Data records Start Marker

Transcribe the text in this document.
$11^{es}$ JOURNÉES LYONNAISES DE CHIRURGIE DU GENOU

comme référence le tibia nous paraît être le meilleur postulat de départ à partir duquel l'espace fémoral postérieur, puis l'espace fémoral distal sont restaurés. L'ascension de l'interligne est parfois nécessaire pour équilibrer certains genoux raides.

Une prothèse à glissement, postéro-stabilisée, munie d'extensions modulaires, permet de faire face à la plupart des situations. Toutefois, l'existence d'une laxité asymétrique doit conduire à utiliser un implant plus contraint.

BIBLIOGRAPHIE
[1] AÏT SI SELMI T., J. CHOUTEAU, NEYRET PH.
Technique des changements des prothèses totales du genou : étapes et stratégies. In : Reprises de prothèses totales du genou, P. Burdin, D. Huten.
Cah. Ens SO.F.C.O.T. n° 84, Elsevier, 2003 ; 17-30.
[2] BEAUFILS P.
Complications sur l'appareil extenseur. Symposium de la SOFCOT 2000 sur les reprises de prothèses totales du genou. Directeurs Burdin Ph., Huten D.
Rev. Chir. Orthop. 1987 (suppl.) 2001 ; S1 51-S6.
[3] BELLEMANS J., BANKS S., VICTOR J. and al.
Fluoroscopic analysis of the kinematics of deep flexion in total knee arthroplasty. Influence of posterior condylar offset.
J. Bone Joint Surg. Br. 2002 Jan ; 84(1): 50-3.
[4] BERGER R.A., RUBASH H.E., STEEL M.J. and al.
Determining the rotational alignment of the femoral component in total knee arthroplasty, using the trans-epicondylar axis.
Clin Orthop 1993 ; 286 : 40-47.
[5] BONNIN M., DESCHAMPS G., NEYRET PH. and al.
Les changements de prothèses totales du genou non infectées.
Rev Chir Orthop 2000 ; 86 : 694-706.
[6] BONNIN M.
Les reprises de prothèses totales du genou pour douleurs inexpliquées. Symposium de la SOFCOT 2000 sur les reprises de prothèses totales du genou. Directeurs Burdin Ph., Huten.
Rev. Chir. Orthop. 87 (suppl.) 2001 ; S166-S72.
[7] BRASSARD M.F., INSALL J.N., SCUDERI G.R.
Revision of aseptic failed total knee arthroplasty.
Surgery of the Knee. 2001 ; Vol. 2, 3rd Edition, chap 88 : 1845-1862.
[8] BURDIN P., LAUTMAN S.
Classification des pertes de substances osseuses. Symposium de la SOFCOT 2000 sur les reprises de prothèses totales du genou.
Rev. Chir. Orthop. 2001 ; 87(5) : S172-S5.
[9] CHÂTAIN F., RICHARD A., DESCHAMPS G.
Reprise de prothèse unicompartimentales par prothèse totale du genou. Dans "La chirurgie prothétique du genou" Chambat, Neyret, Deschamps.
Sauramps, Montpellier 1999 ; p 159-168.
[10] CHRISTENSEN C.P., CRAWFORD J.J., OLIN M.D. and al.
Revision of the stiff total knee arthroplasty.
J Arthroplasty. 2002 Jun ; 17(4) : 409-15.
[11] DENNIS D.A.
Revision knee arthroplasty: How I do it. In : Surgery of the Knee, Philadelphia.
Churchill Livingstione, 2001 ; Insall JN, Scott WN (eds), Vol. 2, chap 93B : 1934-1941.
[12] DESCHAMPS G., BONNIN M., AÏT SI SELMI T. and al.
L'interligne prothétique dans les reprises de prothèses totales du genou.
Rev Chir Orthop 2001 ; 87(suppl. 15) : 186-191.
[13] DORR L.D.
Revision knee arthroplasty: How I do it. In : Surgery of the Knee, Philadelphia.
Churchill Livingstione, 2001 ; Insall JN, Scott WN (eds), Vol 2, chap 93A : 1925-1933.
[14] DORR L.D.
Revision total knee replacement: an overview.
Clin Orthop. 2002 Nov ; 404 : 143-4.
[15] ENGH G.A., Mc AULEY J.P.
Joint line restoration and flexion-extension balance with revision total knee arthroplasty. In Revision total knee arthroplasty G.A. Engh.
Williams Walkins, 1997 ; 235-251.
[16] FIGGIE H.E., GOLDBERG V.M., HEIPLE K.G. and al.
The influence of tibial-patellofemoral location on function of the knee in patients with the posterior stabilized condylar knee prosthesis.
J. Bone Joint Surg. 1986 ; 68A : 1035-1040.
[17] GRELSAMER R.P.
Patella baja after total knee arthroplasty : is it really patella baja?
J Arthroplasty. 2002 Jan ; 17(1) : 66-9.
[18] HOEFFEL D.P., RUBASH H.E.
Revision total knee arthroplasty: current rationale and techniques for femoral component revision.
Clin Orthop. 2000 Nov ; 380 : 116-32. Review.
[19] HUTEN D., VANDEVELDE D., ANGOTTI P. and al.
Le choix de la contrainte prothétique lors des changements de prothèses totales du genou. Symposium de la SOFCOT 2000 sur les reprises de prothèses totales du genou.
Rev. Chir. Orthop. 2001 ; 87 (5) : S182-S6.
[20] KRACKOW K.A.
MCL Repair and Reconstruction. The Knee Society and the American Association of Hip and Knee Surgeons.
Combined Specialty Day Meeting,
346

Data records End Marker

• **Activity**:
Each line of the entries where the string "Orthop" occurs should be shown.

• **Answer box**:
Rev. Chir. Orthop. 1987 (suppl.) 2001 ; S1 51-S6.
Clin Orthop 1993 ; 286 : 40-47.
Rev Chir Orthop 2000 ; 86 : 694-706.
Rev. Chir. Orthop. 87 (suppl.) 2001 ; S166-S72.
Rev. Chir. Orthop. 2001 ; 87(5) : S172-S5.
Rev Chir Orthop 2001 ; 87(suppl. 15) : 186-191.
Clin Orthop. 2002 Nov ; 404 : 143-4.
Clin Orthop. 2000 Nov ; 380 : 116-32. Review.
Rev. Chir. Orthop. 2001 ; 87 (5) : S182-S6.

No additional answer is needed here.